*What is needed:* Print all entries precisely as they are written.

Collected data:
=======

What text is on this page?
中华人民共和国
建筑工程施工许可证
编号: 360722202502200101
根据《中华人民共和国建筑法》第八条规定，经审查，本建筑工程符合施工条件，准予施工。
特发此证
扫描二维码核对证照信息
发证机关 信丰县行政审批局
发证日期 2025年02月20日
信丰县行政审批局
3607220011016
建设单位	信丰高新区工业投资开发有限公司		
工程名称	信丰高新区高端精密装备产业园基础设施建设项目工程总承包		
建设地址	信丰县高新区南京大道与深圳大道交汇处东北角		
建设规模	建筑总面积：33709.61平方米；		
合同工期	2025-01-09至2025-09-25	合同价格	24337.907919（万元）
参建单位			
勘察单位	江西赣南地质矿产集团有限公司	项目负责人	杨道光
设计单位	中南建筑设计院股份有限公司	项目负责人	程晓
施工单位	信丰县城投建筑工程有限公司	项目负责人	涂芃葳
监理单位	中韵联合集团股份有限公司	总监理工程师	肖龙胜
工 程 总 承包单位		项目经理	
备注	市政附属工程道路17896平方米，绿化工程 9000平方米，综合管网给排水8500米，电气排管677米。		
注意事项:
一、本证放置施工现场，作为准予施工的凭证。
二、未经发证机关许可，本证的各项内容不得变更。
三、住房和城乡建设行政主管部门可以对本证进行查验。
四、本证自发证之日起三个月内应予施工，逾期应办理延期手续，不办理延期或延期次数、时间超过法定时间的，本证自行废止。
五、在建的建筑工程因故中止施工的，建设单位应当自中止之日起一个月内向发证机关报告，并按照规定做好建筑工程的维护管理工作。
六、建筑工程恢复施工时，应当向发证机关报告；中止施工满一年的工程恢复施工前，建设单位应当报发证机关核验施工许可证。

=======

*Written response:*
What text is on this page?
中华人民共和国
建筑工程施工许可证
编号: 360722202502200101
根据《中华人民共和国建筑法》第八条规定，经审查，本建筑工程符合施工条件，准予施工。
特发此证
扫描二维码核对证照信息
发证机关 信丰县行政审批局
发证日期 2025年02月20日
信丰县行政审批局
3607220011016
建设单位	信丰高新区工业投资开发有限公司		
工程名称	信丰高新区高端精密装备产业园基础设施建设项目工程总承包		
建设地址	信丰县高新区南京大道与深圳大道交汇处东北角		
建设规模	建筑总面积：33709.61平方米；		
合同工期	2025-01-09至2025-09-25	合同价格	24337.907919（万元）
参建单位			
勘察单位	江西赣南地质矿产集团有限公司	项目负责人	杨道光
设计单位	中南建筑设计院股份有限公司	项目负责人	程晓
施工单位	信丰县城投建筑工程有限公司	项目负责人	涂芃葳
监理单位	中韵联合集团股份有限公司	总监理工程师	肖龙胜
工 程 总 承包单位		项目经理	
备注	市政附属工程道路17896平方米，绿化工程 9000平方米，综合管网给排水8500米，电气排管677米。		
注意事项:
一、本证放置施工现场，作为准予施工的凭证。
二、未经发证机关许可，本证的各项内容不得变更。
三、住房和城乡建设行政主管部门可以对本证进行查验。
四、本证自发证之日起三个月内应予施工，逾期应办理延期手续，不办理延期或延期次数、时间超过法定时间的，本证自行废止。
五、在建的建筑工程因故中止施工的，建设单位应当自中止之日起一个月内向发证机关报告，并按照规定做好建筑工程的维护管理工作。
六、建筑工程恢复施工时，应当向发证机关报告；中止施工满一年的工程恢复施工前，建设单位应当报发证机关核验施工许可证。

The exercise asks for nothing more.